▶ **資料に関する設問**:
A: 原文によると、マクロを割り当てられるボタンはどれですか。すべて挙げてください。
B: 原文によると、XaiのExactSenseでは、CPIをどの範囲で設定できますか。
C: 原文の「なお,機能のカスタマイズ自体はCPI / LCD」で始まり「でもテストを行うことにした。」に至るまでの部分を、一字一句違えずに引用してください。

なお,機能のカスタマイズ自体はCPI / LCD Menuを除くすべてのボタンで可能だが,マクロを割り当てられるのは,右メインボタン(※左手用設定時は左メインボタン),センタークリック,サイドボタン×4の計6個となる。
センサー性能に対する不安もほぼなし
細かく調節可能なセンサー設定も検証する
Xaiでは,CPIを100〜5001の範囲で自由に設定できる「ExactSense」という機能が用意されており,前述のとおり,OSやゲーム内の設定を変更することなく,マウスだけでセンシティビティを自在に調整できるようになっている。
OSやゲーム側の設定メニューから,センシティビティを中央値より高くすると,1ピクセル分――実際にマウスが移動する距離に換算すると,“CPI値分の1インチ”――の入力を行ったとき,画面上のポインタの動きは,1ピクセルより大きくなるよう,ソフトウェアによって補間処理が行われてしまう。これをSteelSeriesは「ピクセルスキッピング」(Pixel Skipping)と呼んでいるが,これでは操作の正確さを欠くことになる。そうならないためにも,センシティビティは,マウス側のCPI調整でのみ設定するのが望ましいというのが,SteelSeriesのメッセージである(関連記事)。
そこで今回のテストでは,従来どおりの「センサーのネイティブな最大CPI」と「読み取りに問題の生じる可能性が低い,ミドルセンシを想定したCPI」に加え,SteelSeriesの主張も踏まえた設定でもテストを行うことにした。
テスト環境は表1のとおり。その下には,マウスの設定とテスト方法をまとめている。

▶ **提供資料**:
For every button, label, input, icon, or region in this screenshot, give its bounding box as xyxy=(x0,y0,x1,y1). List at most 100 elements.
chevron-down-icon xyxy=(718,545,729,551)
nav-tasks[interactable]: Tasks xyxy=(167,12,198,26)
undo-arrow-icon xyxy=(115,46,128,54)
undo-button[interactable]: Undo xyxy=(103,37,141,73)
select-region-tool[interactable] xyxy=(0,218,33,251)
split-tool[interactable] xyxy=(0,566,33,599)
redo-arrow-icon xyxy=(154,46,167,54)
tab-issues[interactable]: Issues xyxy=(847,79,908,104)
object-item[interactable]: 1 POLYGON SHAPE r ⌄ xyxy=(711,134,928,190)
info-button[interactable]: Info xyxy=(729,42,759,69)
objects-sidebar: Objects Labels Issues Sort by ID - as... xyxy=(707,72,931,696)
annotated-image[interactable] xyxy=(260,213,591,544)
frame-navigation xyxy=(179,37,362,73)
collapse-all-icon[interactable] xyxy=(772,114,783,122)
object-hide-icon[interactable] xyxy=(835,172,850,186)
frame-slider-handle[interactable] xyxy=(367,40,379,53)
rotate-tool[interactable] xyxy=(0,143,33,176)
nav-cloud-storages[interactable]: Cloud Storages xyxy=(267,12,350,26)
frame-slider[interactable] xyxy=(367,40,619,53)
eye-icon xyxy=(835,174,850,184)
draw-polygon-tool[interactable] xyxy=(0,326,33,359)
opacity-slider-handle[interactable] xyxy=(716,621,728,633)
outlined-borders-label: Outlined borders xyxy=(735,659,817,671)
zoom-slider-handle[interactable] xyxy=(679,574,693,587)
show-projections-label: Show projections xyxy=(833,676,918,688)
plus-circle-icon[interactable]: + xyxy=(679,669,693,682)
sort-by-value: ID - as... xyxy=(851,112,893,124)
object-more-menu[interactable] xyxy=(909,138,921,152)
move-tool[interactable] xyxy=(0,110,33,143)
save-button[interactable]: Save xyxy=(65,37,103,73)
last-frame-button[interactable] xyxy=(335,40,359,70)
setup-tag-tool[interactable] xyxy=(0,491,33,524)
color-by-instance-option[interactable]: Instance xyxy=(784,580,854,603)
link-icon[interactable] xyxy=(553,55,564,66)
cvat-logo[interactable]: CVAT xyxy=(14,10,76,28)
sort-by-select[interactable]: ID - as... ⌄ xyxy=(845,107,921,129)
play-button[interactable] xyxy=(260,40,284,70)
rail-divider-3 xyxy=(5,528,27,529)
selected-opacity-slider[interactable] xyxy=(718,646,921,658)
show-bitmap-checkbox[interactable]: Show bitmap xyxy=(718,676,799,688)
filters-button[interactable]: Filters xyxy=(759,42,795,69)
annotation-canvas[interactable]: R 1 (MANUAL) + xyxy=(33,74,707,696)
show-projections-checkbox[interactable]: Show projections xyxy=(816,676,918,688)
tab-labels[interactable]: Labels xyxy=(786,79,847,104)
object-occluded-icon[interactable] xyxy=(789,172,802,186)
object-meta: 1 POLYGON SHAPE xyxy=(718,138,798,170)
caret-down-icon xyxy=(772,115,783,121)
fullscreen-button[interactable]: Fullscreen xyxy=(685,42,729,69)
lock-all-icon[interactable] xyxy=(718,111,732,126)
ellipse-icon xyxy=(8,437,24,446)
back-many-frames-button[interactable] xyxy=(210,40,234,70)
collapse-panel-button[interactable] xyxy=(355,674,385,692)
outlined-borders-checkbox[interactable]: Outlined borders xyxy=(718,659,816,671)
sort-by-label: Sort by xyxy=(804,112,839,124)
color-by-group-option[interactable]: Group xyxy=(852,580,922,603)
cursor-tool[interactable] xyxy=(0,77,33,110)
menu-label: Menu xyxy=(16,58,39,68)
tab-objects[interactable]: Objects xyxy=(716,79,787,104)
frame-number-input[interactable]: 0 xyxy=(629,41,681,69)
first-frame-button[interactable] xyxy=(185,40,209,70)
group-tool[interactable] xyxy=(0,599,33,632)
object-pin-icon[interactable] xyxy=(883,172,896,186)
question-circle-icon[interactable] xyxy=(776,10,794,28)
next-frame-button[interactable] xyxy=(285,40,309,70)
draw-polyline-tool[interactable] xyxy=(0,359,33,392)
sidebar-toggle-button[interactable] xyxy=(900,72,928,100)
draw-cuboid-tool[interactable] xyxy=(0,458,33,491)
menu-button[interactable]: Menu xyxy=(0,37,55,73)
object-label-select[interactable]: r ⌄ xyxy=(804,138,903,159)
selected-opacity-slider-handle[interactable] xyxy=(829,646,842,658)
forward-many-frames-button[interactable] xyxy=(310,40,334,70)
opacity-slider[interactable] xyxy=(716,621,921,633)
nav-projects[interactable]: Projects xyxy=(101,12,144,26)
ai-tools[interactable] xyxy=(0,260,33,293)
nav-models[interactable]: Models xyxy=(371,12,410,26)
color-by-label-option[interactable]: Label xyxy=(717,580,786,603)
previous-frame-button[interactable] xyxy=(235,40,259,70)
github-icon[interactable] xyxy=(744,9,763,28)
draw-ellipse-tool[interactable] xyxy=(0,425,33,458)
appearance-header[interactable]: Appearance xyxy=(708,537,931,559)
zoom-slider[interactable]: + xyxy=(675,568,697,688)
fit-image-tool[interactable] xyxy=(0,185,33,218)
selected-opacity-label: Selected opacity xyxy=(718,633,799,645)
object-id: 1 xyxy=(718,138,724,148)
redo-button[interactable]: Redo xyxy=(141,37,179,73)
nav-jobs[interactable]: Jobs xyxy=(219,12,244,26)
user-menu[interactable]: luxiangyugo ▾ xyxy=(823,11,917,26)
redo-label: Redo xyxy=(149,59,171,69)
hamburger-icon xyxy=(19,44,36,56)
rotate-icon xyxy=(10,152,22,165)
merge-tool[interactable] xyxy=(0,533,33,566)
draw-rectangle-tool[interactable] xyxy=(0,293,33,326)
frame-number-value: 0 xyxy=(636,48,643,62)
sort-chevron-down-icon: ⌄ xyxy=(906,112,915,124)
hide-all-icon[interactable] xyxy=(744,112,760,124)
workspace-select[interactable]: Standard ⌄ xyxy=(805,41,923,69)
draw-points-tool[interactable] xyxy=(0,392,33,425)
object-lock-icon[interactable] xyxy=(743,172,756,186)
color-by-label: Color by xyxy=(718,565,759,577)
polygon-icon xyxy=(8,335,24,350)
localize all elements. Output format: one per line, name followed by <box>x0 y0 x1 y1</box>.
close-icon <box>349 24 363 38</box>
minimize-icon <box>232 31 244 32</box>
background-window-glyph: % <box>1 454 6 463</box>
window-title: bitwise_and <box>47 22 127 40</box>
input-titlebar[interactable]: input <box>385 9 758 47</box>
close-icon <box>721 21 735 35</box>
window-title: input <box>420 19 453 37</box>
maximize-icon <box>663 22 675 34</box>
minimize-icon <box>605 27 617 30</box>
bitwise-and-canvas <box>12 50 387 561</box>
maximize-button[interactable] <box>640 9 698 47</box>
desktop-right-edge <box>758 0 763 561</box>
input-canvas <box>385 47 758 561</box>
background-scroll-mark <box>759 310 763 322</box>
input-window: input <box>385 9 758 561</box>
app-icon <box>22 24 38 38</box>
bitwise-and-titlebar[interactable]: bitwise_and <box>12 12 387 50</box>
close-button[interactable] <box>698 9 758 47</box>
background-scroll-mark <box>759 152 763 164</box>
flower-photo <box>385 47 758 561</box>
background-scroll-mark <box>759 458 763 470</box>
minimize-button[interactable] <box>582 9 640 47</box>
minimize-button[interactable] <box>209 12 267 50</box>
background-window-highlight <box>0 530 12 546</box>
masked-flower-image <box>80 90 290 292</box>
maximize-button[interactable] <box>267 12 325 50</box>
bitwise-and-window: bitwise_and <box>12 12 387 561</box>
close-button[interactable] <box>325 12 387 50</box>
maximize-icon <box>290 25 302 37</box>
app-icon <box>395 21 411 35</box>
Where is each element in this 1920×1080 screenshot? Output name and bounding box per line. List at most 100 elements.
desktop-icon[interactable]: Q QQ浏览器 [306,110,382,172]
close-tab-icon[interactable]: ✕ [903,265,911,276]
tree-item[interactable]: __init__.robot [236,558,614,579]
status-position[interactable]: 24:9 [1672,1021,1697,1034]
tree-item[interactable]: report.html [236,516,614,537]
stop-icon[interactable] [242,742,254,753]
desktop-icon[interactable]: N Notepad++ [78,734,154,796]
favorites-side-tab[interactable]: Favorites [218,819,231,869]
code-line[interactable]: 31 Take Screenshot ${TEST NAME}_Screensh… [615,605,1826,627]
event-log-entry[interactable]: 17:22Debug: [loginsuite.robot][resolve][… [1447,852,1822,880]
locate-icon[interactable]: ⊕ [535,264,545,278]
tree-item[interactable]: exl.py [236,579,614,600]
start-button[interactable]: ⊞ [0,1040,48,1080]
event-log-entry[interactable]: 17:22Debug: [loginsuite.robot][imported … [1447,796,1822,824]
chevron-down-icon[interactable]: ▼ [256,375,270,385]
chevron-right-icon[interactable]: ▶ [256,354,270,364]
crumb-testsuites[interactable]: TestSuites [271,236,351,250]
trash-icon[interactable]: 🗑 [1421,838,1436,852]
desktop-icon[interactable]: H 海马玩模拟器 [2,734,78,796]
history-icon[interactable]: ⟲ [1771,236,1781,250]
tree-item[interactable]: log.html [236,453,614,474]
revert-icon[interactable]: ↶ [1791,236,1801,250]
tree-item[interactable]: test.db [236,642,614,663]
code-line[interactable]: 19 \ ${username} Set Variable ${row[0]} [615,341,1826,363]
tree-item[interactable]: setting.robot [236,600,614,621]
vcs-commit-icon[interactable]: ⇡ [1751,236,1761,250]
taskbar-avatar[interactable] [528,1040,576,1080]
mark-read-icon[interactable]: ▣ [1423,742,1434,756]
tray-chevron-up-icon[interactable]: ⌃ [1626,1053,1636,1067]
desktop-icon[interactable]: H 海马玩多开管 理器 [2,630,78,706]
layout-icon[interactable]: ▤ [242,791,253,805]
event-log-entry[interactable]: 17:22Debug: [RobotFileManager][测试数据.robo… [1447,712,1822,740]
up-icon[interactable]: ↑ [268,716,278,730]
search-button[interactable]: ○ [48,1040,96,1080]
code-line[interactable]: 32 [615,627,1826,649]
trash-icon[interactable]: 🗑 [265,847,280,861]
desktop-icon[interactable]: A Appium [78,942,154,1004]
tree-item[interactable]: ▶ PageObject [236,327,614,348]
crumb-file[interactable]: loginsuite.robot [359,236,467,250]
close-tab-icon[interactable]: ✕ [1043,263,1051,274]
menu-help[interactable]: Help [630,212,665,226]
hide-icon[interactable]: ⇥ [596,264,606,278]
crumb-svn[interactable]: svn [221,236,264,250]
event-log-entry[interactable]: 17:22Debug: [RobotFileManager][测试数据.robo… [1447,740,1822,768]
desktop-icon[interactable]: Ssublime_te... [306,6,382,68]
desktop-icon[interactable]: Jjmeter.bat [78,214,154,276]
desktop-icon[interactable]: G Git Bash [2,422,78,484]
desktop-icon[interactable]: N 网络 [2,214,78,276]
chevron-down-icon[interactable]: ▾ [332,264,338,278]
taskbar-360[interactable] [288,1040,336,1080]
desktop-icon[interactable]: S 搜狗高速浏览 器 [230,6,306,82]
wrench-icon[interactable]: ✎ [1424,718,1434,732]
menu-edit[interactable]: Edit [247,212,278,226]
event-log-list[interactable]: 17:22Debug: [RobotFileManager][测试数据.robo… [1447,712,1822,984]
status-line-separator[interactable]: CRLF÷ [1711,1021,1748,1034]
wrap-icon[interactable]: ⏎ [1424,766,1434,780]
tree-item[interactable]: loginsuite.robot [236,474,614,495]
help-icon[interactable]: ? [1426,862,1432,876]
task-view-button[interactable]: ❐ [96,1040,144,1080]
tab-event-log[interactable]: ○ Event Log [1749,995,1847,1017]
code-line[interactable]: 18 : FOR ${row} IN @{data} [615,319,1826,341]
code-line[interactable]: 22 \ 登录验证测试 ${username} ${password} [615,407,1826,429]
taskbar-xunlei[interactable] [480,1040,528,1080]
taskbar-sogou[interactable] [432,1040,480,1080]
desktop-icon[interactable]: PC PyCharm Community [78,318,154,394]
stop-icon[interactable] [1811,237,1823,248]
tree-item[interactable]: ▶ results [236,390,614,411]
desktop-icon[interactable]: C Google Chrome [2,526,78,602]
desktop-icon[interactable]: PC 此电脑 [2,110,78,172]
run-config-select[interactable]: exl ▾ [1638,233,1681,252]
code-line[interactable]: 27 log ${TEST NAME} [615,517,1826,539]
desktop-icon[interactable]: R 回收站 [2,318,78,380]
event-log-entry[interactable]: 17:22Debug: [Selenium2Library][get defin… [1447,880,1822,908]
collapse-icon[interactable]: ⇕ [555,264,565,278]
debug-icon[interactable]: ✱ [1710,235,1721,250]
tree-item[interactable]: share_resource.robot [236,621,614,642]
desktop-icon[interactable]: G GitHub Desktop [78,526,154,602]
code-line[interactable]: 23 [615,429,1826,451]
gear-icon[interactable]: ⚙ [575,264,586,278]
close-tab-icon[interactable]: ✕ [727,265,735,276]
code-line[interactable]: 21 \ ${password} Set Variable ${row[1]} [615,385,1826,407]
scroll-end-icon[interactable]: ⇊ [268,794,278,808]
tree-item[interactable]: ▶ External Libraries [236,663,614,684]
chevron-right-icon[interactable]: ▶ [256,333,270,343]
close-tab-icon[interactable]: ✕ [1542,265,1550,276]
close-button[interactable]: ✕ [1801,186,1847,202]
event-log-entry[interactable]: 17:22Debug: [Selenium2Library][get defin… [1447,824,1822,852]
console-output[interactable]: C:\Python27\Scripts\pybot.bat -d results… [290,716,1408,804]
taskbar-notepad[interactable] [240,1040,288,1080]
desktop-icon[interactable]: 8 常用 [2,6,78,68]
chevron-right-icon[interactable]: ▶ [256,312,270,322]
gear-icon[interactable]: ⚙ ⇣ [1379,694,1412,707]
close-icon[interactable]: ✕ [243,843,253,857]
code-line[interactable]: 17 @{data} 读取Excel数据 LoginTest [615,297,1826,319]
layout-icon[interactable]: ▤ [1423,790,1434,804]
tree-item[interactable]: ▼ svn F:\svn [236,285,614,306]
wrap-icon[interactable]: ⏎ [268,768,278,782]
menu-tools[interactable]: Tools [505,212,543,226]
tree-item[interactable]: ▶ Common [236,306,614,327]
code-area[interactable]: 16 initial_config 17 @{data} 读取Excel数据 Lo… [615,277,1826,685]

▶ **解答**:
A: 右メインボタン(左手用設定時は左メインボタン)、センタークリック、サイドボタン×4

B: 100〜5001の範囲です。

C:
なお,機能のカスタマイズ自体はCPI / LCD Menuを除くすべてのボタンで可能だが,マクロを割り当てられるのは,右メインボタン(※左手用設定時は左メインボタン),センタークリック,サイドボタン×4の計6個となる。
センサー性能に対する不安もほぼなし
細かく調節可能なセンサー設定も検証する
Xaiでは,CPIを100〜5001の範囲で自由に設定できる「ExactSense」という機能が用意されており,前述のとおり,OSやゲーム内の設定を変更することなく,マウスだけでセンシティビティを自在に調整できるようになっている。
OSやゲーム側の設定メニューから,センシティビティを中央値より高くすると,1ピクセル分――実際にマウスが移動する距離に換算すると,“CPI値分の1インチ”――の入力を行ったとき,画面上のポインタの動きは,1ピクセルより大きくなるよう,ソフトウェアによって補間処理が行われてしまう。これをSteelSeriesは「ピクセルスキッピング」(Pixel Skipping)と呼んでいるが,これでは操作の正確さを欠くことになる。そうならないためにも,センシティビティは,マウス側のCPI調整でのみ設定するのが望ましいというのが,SteelSeriesのメッセージである(関連記事)。
そこで今回のテストでは,従来どおりの「センサーのネイティブな最大CPI」と「読み取りに問題の生じる可能性が低い,ミドルセンシを想定したCPI」に加え,SteelSeriesの主張も踏まえた設定でもテストを行うことにした。